§ OBJECTIVE:
Return every entry exactly as written.

§ AVAILABLE RECORDS:
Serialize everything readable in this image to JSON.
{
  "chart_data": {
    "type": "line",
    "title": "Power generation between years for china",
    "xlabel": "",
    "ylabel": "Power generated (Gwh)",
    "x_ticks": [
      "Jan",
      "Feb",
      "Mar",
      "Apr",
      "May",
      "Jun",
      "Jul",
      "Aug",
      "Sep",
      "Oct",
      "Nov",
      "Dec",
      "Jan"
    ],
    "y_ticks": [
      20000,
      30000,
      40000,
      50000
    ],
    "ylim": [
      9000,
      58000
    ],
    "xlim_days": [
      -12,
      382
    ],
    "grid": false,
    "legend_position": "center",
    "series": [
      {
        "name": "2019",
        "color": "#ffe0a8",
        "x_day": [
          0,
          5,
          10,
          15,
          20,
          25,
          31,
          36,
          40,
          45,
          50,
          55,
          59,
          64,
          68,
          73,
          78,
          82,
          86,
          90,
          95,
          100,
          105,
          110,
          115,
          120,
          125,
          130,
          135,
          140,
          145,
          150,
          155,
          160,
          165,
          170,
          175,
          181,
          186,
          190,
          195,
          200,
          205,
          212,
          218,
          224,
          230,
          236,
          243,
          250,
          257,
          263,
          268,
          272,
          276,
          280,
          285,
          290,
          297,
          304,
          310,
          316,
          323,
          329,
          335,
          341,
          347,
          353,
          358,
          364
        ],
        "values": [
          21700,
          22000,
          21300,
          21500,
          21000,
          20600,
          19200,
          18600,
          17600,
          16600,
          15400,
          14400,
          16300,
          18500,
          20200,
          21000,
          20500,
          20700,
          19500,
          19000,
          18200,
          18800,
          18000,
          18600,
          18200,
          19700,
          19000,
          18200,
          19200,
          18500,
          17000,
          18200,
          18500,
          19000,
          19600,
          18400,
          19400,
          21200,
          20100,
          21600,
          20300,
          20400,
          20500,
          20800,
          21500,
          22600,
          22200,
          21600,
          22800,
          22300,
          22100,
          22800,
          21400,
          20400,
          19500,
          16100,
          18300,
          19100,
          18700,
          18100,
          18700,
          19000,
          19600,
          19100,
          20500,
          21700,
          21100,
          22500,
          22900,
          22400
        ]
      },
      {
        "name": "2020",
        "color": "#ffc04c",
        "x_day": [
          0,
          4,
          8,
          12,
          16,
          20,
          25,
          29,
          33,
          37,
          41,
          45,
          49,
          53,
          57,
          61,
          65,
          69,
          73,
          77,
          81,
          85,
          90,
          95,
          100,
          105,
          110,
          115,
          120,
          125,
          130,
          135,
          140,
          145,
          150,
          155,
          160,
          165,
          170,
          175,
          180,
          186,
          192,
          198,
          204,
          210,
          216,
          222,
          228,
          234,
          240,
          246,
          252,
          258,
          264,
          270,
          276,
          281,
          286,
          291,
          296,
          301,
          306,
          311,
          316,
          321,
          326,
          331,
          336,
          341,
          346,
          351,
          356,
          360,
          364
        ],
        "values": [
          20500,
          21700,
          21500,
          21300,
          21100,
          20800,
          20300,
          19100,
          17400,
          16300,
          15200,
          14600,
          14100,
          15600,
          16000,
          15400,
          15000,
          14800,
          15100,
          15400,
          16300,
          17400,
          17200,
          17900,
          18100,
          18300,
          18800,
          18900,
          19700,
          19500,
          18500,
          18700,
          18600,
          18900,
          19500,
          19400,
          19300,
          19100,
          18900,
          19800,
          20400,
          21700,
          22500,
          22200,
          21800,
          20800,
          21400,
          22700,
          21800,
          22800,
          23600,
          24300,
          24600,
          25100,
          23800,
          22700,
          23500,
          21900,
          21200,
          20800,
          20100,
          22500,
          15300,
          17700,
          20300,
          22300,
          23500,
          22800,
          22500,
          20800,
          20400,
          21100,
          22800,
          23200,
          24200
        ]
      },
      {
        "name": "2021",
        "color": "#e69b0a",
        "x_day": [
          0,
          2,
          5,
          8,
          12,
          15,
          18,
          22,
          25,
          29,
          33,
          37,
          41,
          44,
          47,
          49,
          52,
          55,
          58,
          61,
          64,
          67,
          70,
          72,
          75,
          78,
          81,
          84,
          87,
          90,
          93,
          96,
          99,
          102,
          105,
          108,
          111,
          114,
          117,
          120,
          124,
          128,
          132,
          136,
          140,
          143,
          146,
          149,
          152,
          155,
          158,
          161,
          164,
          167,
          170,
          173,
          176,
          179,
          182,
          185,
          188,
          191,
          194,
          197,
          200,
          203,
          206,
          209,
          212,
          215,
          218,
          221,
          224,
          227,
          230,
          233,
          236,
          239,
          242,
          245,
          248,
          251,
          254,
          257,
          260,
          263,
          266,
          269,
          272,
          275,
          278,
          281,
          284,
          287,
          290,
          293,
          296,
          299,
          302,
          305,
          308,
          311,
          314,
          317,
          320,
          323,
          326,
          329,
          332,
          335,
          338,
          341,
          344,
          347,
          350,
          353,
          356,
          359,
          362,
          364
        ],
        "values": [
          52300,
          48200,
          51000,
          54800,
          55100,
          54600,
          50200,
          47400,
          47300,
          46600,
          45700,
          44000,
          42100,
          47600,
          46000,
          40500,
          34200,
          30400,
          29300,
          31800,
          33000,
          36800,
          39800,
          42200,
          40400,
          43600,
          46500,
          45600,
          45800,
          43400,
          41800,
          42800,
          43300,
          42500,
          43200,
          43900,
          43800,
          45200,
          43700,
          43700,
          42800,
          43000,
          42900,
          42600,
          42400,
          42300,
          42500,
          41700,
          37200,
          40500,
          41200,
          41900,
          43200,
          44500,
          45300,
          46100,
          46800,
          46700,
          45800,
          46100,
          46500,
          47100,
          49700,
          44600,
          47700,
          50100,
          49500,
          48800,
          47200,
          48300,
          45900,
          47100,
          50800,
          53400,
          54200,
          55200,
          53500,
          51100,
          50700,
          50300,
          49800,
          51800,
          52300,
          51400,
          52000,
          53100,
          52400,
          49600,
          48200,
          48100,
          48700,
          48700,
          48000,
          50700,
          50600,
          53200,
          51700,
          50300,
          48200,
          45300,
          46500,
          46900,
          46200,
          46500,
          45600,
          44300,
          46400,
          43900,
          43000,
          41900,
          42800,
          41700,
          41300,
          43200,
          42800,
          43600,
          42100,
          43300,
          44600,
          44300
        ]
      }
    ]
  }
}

§ WRITTEN RESPONSE:
Serialize everything readable in this image to JSON.
{
  "chart_data": {
    "type": "line",
    "title": "Power generation between years for china",
    "xlabel": "",
    "ylabel": "Power generated (Gwh)",
    "x_ticks": [
      "Jan",
      "Feb",
      "Mar",
      "Apr",
      "May",
      "Jun",
      "Jul",
      "Aug",
      "Sep",
      "Oct",
      "Nov",
      "Dec",
      "Jan"
    ],
    "y_ticks": [
      20000,
      30000,
      40000,
      50000
    ],
    "ylim": [
      9000,
      58000
    ],
    "xlim_days": [
      -12,
      382
    ],
    "grid": false,
    "legend_position": "center",
    "series": [
      {
        "name": "2019",
        "color": "#ffe0a8",
        "x_day": [
          0,
          5,
          10,
          15,
          20,
          25,
          31,
          36,
          40,
          45,
          50,
          55,
          59,
          64,
          68,
          73,
          78,
          82,
          86,
          90,
          95,
          100,
          105,
          110,
          115,
          120,
          125,
          130,
          135,
          140,
          145,
          150,
          155,
          160,
          165,
          170,
          175,
          181,
          186,
          190,
          195,
          200,
          205,
          212,
          218,
          224,
          230,
          236,
          243,
          250,
          257,
          263,
          268,
          272,
          276,
          280,
          285,
          290,
          297,
          304,
          310,
          316,
          323,
          329,
          335,
          341,
          347,
          353,
          358,
          364
        ],
        "values": [
          21700,
          22000,
          21300,
          21500,
          21000,
          20600,
          19200,
          18600,
          17600,
          16600,
          15400,
          14400,
          16300,
          18500,
          20200,
          21000,
          20500,
          20700,
          19500,
          19000,
          18200,
          18800,
          18000,
          18600,
          18200,
          19700,
          19000,
          18200,
          19200,
          18500,
          17000,
          18200,
          18500,
          19000,
          19600,
          18400,
          19400,
          21200,
          20100,
          21600,
          20300,
          20400,
          20500,
          20800,
          21500,
          22600,
          22200,
          21600,
          22800,
          22300,
          22100,
          22800,
          21400,
          20400,
          19500,
          16100,
          18300,
          19100,
          18700,
          18100,
          18700,
          19000,
          19600,
          19100,
          20500,
          21700,
          21100,
          22500,
          22900,
          22400
        ]
      },
      {
        "name": "2020",
        "color": "#ffc04c",
        "x_day": [
          0,
          4,
          8,
          12,
          16,
          20,
          25,
          29,
          33,
          37,
          41,
          45,
          49,
          53,
          57,
          61,
          65,
          69,
          73,
          77,
          81,
          85,
          90,
          95,
          100,
          105,
          110,
          115,
          120,
          125,
          130,
          135,
          140,
          145,
          150,
          155,
          160,
          165,
          170,
          175,
          180,
          186,
          192,
          198,
          204,
          210,
          216,
          222,
          228,
          234,
          240,
          246,
          252,
          258,
          264,
          270,
          276,
          281,
          286,
          291,
          296,
          301,
          306,
          311,
          316,
          321,
          326,
          331,
          336,
          341,
          346,
          351,
          356,
          360,
          364
        ],
        "values": [
          20500,
          21700,
          21500,
          21300,
          21100,
          20800,
          20300,
          19100,
          17400,
          16300,
          15200,
          14600,
          14100,
          15600,
          16000,
          15400,
          15000,
          14800,
          15100,
          15400,
          16300,
          17400,
          17200,
          17900,
          18100,
          18300,
          18800,
          18900,
          19700,
          19500,
          18500,
          18700,
          18600,
          18900,
          19500,
          19400,
          19300,
          19100,
          18900,
          19800,
          20400,
          21700,
          22500,
          22200,
          21800,
          20800,
          21400,
          22700,
          21800,
          22800,
          23600,
          24300,
          24600,
          25100,
          23800,
          22700,
          23500,
          21900,
          21200,
          20800,
          20100,
          22500,
          15300,
          17700,
          20300,
          22300,
          23500,
          22800,
          22500,
          20800,
          20400,
          21100,
          22800,
          23200,
          24200
        ]
      },
      {
        "name": "2021",
        "color": "#e69b0a",
        "x_day": [
          0,
          2,
          5,
          8,
          12,
          15,
          18,
          22,
          25,
          29,
          33,
          37,
          41,
          44,
          47,
          49,
          52,
          55,
          58,
          61,
          64,
          67,
          70,
          72,
          75,
          78,
          81,
          84,
          87,
          90,
          93,
          96,
          99,
          102,
          105,
          108,
          111,
          114,
          117,
          120,
          124,
          128,
          132,
          136,
          140,
          143,
          146,
          149,
          152,
          155,
          158,
          161,
          164,
          167,
          170,
          173,
          176,
          179,
          182,
          185,
          188,
          191,
          194,
          197,
          200,
          203,
          206,
          209,
          212,
          215,
          218,
          221,
          224,
          227,
          230,
          233,
          236,
          239,
          242,
          245,
          248,
          251,
          254,
          257,
          260,
          263,
          266,
          269,
          272,
          275,
          278,
          281,
          284,
          287,
          290,
          293,
          296,
          299,
          302,
          305,
          308,
          311,
          314,
          317,
          320,
          323,
          326,
          329,
          332,
          335,
          338,
          341,
          344,
          347,
          350,
          353,
          356,
          359,
          362,
          364
        ],
        "values": [
          52300,
          48200,
          51000,
          54800,
          55100,
          54600,
          50200,
          47400,
          47300,
          46600,
          45700,
          44000,
          42100,
          47600,
          46000,
          40500,
          34200,
          30400,
          29300,
          31800,
          33000,
          36800,
          39800,
          42200,
          40400,
          43600,
          46500,
          45600,
          45800,
          43400,
          41800,
          42800,
          43300,
          42500,
          43200,
          43900,
          43800,
          45200,
          43700,
          43700,
          42800,
          43000,
          42900,
          42600,
          42400,
          42300,
          42500,
          41700,
          37200,
          40500,
          41200,
          41900,
          43200,
          44500,
          45300,
          46100,
          46800,
          46700,
          45800,
          46100,
          46500,
          47100,
          49700,
          44600,
          47700,
          50100,
          49500,
          48800,
          47200,
          48300,
          45900,
          47100,
          50800,
          53400,
          54200,
          55200,
          53500,
          51100,
          50700,
          50300,
          49800,
          51800,
          52300,
          51400,
          52000,
          53100,
          52400,
          49600,
          48200,
          48100,
          48700,
          48700,
          48000,
          50700,
          50600,
          53200,
          51700,
          50300,
          48200,
          45300,
          46500,
          46900,
          46200,
          46500,
          45600,
          44300,
          46400,
          43900,
          43000,
          41900,
          42800,
          41700,
          41300,
          43200,
          42800,
          43600,
          42100,
          43300,
          44600,
          44300
        ]
      }
    ]
  }
}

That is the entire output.